Write out exactly the lines below that run from the line containing "Transcribe this image's" through the last line of the records.

· · · · ·

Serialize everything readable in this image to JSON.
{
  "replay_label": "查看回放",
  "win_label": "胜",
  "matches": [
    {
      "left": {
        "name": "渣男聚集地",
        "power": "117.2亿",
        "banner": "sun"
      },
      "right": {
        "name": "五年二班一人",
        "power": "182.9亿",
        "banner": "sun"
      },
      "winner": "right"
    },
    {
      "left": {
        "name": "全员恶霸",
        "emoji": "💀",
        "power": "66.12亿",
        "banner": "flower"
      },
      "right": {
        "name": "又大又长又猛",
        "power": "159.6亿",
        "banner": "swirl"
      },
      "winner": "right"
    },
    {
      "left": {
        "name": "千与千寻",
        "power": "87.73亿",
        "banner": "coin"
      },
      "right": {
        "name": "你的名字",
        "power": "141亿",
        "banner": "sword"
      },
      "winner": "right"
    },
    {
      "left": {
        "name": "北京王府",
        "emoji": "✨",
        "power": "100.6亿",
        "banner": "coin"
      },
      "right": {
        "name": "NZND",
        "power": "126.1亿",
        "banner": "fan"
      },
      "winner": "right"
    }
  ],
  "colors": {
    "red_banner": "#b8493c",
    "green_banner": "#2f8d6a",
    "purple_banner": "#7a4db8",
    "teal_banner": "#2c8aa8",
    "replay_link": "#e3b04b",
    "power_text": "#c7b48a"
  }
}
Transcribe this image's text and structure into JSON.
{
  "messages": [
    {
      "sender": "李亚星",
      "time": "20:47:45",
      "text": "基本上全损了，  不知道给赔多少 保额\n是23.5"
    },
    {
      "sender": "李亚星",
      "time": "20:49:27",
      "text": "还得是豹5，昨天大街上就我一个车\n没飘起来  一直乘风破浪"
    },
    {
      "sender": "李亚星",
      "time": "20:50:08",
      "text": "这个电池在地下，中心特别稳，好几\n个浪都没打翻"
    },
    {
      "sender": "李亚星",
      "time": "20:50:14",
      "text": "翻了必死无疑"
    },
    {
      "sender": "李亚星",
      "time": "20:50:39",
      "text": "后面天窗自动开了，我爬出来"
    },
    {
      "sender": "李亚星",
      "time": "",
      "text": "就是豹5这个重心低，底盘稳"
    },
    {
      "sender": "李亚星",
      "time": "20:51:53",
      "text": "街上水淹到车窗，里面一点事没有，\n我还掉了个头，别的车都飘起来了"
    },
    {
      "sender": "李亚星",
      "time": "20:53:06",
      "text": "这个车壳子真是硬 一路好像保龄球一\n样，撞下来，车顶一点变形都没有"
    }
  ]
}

· · · · ·

▸ Problem solution:
Transcribe this image's text and structure into JSON.
{
  "messages": [
    {
      "sender": "李亚星",
      "time": "20:47:45",
      "text": "基本上全损了，  不知道给赔多少 保额\n是23.5"
    },
    {
      "sender": "李亚星",
      "time": "20:49:27",
      "text": "还得是豹5，昨天大街上就我一个车\n没飘起来  一直乘风破浪"
    },
    {
      "sender": "李亚星",
      "time": "20:50:08",
      "text": "这个电池在地下，中心特别稳，好几\n个浪都没打翻"
    },
    {
      "sender": "李亚星",
      "time": "20:50:14",
      "text": "翻了必死无疑"
    },
    {
      "sender": "李亚星",
      "time": "20:50:39",
      "text": "后面天窗自动开了，我爬出来"
    },
    {
      "sender": "李亚星",
      "time": "",
      "text": "就是豹5这个重心低，底盘稳"
    },
    {
      "sender": "李亚星",
      "time": "20:51:53",
      "text": "街上水淹到车窗，里面一点事没有，\n我还掉了个头，别的车都飘起来了"
    },
    {
      "sender": "李亚星",
      "time": "20:53:06",
      "text": "这个车壳子真是硬 一路好像保龄球一\n样，撞下来，车顶一点变形都没有"
    }
  ]
}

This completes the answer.